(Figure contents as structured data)
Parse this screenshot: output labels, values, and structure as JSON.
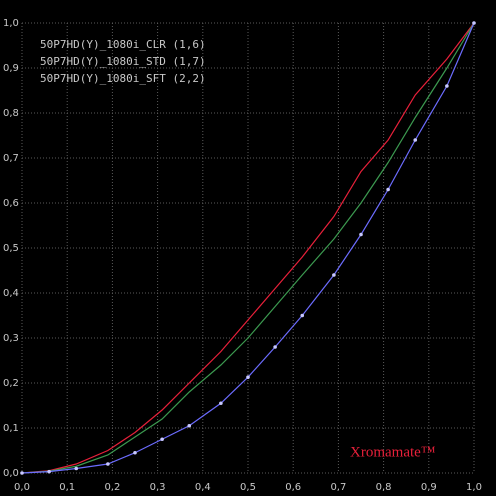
{
  "chart_data": {
    "type": "line",
    "x": [
      0,
      0.06,
      0.12,
      0.19,
      0.25,
      0.31,
      0.37,
      0.44,
      0.5,
      0.56,
      0.62,
      0.69,
      0.75,
      0.81,
      0.87,
      0.94,
      1.0
    ],
    "series": [
      {
        "name": "50P7HD(Y)_1080i_CLR (1,6)",
        "color": "#e8203a",
        "marker": false,
        "values": [
          0,
          0.005,
          0.02,
          0.05,
          0.09,
          0.14,
          0.2,
          0.27,
          0.34,
          0.41,
          0.48,
          0.57,
          0.67,
          0.74,
          0.84,
          0.92,
          1.0
        ]
      },
      {
        "name": "50P7HD(Y)_1080i_STD (1,7)",
        "color": "#3c9a50",
        "marker": false,
        "values": [
          0,
          0.004,
          0.015,
          0.04,
          0.08,
          0.12,
          0.18,
          0.24,
          0.3,
          0.37,
          0.44,
          0.52,
          0.6,
          0.69,
          0.79,
          0.9,
          1.0
        ]
      },
      {
        "name": "50P7HD(Y)_1080i_SFT (2,2)",
        "color": "#6c6cff",
        "marker": true,
        "values": [
          0,
          0.003,
          0.01,
          0.02,
          0.045,
          0.075,
          0.105,
          0.155,
          0.213,
          0.28,
          0.35,
          0.44,
          0.53,
          0.63,
          0.74,
          0.86,
          1.0
        ]
      }
    ],
    "xlim": [
      0,
      1.0
    ],
    "ylim": [
      0,
      1.0
    ],
    "xticks": [
      {
        "value": 0,
        "label": "0,0"
      },
      {
        "value": 0.1,
        "label": "0,1"
      },
      {
        "value": 0.2,
        "label": "0,2"
      },
      {
        "value": 0.3,
        "label": "0,3"
      },
      {
        "value": 0.4,
        "label": "0,4"
      },
      {
        "value": 0.5,
        "label": "0,5"
      },
      {
        "value": 0.6,
        "label": "0,6"
      },
      {
        "value": 0.7,
        "label": "0,7"
      },
      {
        "value": 0.8,
        "label": "0,8"
      },
      {
        "value": 0.9,
        "label": "0,9"
      },
      {
        "value": 1.0,
        "label": "1,0"
      }
    ],
    "yticks": [
      {
        "value": 0,
        "label": "0,0"
      },
      {
        "value": 0.1,
        "label": "0,1"
      },
      {
        "value": 0.2,
        "label": "0,2"
      },
      {
        "value": 0.3,
        "label": "0,3"
      },
      {
        "value": 0.4,
        "label": "0,4"
      },
      {
        "value": 0.5,
        "label": "0,5"
      },
      {
        "value": 0.6,
        "label": "0,6"
      },
      {
        "value": 0.7,
        "label": "0,7"
      },
      {
        "value": 0.8,
        "label": "0,8"
      },
      {
        "value": 0.9,
        "label": "0,9"
      },
      {
        "value": 1.0,
        "label": "1,0"
      }
    ],
    "grid": true,
    "legend": "top-left",
    "annotation": "Xromamate™",
    "annotation_color": "#e8203a"
  }
}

**Problem description:** Copy the data word for word. Pictures do not go in the copy.

**Solution for this task:**
Parse this screenshot: output labels, values, and structure as JSON.
{
  "chart_data": {
    "type": "line",
    "x": [
      0,
      0.06,
      0.12,
      0.19,
      0.25,
      0.31,
      0.37,
      0.44,
      0.5,
      0.56,
      0.62,
      0.69,
      0.75,
      0.81,
      0.87,
      0.94,
      1.0
    ],
    "series": [
      {
        "name": "50P7HD(Y)_1080i_CLR (1,6)",
        "color": "#e8203a",
        "marker": false,
        "values": [
          0,
          0.005,
          0.02,
          0.05,
          0.09,
          0.14,
          0.2,
          0.27,
          0.34,
          0.41,
          0.48,
          0.57,
          0.67,
          0.74,
          0.84,
          0.92,
          1.0
        ]
      },
      {
        "name": "50P7HD(Y)_1080i_STD (1,7)",
        "color": "#3c9a50",
        "marker": false,
        "values": [
          0,
          0.004,
          0.015,
          0.04,
          0.08,
          0.12,
          0.18,
          0.24,
          0.3,
          0.37,
          0.44,
          0.52,
          0.6,
          0.69,
          0.79,
          0.9,
          1.0
        ]
      },
      {
        "name": "50P7HD(Y)_1080i_SFT (2,2)",
        "color": "#6c6cff",
        "marker": true,
        "values": [
          0,
          0.003,
          0.01,
          0.02,
          0.045,
          0.075,
          0.105,
          0.155,
          0.213,
          0.28,
          0.35,
          0.44,
          0.53,
          0.63,
          0.74,
          0.86,
          1.0
        ]
      }
    ],
    "xlim": [
      0,
      1.0
    ],
    "ylim": [
      0,
      1.0
    ],
    "xticks": [
      {
        "value": 0,
        "label": "0,0"
      },
      {
        "value": 0.1,
        "label": "0,1"
      },
      {
        "value": 0.2,
        "label": "0,2"
      },
      {
        "value": 0.3,
        "label": "0,3"
      },
      {
        "value": 0.4,
        "label": "0,4"
      },
      {
        "value": 0.5,
        "label": "0,5"
      },
      {
        "value": 0.6,
        "label": "0,6"
      },
      {
        "value": 0.7,
        "label": "0,7"
      },
      {
        "value": 0.8,
        "label": "0,8"
      },
      {
        "value": 0.9,
        "label": "0,9"
      },
      {
        "value": 1.0,
        "label": "1,0"
      }
    ],
    "yticks": [
      {
        "value": 0,
        "label": "0,0"
      },
      {
        "value": 0.1,
        "label": "0,1"
      },
      {
        "value": 0.2,
        "label": "0,2"
      },
      {
        "value": 0.3,
        "label": "0,3"
      },
      {
        "value": 0.4,
        "label": "0,4"
      },
      {
        "value": 0.5,
        "label": "0,5"
      },
      {
        "value": 0.6,
        "label": "0,6"
      },
      {
        "value": 0.7,
        "label": "0,7"
      },
      {
        "value": 0.8,
        "label": "0,8"
      },
      {
        "value": 0.9,
        "label": "0,9"
      },
      {
        "value": 1.0,
        "label": "1,0"
      }
    ],
    "grid": true,
    "legend": "top-left",
    "annotation": "Xromamate™",
    "annotation_color": "#e8203a"
  }
}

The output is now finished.